**TASK PROMPT:** Search the data below for "JSON"; list each line that holds it.

(Items from a data source)
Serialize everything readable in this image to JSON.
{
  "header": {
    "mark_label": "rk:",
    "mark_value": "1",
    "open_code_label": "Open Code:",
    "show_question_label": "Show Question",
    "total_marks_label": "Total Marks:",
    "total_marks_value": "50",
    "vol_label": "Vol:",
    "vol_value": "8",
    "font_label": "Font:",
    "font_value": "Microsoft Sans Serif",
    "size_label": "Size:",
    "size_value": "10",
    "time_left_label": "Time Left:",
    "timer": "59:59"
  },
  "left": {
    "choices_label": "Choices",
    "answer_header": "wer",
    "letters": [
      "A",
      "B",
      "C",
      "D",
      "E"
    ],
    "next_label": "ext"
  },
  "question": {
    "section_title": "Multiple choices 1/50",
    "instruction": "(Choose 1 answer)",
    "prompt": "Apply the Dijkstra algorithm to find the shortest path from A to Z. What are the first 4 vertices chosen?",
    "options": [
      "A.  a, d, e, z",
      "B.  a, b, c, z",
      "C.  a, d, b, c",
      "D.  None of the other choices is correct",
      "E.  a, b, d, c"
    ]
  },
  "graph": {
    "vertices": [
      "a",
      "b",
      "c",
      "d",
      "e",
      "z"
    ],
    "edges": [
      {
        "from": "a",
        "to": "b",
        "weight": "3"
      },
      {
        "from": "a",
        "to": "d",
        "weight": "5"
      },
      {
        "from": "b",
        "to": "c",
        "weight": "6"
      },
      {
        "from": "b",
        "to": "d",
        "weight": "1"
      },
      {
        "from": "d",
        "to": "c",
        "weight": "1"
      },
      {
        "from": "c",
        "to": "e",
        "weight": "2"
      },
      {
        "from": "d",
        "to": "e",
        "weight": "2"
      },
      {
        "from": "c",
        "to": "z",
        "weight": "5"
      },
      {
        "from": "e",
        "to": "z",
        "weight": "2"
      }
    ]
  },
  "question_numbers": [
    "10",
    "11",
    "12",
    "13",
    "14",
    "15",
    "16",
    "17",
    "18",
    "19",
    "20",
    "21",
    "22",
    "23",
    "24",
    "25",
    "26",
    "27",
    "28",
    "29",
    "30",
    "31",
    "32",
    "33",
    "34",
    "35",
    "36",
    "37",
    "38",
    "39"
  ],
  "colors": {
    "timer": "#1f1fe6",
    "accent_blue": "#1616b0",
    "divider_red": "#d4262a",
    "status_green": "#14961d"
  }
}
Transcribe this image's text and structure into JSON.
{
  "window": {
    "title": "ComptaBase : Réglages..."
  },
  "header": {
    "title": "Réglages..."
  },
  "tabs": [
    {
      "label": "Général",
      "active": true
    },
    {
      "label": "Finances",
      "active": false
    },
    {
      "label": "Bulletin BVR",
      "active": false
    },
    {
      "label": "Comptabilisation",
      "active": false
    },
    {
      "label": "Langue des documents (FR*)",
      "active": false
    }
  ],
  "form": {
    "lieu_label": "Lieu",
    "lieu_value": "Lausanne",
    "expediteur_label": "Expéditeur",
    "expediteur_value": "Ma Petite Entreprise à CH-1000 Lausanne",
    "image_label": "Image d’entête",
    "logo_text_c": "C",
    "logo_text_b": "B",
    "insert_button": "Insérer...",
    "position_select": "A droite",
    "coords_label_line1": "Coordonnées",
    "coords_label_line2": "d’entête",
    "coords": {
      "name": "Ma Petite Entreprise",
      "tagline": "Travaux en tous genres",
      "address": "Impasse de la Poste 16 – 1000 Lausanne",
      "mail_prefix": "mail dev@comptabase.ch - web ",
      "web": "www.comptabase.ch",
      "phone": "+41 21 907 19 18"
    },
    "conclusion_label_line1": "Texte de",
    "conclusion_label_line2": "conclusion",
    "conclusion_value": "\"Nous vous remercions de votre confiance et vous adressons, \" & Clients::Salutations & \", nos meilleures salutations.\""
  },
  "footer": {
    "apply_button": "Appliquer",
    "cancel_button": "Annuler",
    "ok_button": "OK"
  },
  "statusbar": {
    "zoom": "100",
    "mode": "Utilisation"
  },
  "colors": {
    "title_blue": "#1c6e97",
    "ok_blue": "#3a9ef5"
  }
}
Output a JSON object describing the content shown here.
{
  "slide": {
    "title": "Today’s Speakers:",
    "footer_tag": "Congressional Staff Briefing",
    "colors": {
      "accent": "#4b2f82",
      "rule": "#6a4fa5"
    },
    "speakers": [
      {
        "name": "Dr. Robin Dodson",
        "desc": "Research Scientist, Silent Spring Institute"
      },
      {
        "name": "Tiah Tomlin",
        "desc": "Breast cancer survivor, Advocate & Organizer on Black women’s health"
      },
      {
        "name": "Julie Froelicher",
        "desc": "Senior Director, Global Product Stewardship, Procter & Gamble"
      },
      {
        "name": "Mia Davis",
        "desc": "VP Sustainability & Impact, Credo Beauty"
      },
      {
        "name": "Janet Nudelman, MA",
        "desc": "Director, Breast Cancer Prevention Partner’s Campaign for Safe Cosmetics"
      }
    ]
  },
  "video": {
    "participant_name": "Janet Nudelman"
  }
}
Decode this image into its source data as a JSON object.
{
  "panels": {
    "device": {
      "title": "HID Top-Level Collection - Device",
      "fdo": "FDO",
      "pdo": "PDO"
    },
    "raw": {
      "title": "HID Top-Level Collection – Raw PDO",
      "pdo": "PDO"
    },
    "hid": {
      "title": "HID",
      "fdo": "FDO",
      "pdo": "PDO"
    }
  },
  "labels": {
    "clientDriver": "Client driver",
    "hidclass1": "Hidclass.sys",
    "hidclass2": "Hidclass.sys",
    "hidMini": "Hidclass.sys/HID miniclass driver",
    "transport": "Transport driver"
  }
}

**COMPLETED TASK:**
Serialize everything readable in this image to JSON.
Transcribe this image's text and structure into JSON.
Output a JSON object describing the content shown here.
Decode this image into its source data as a JSON object.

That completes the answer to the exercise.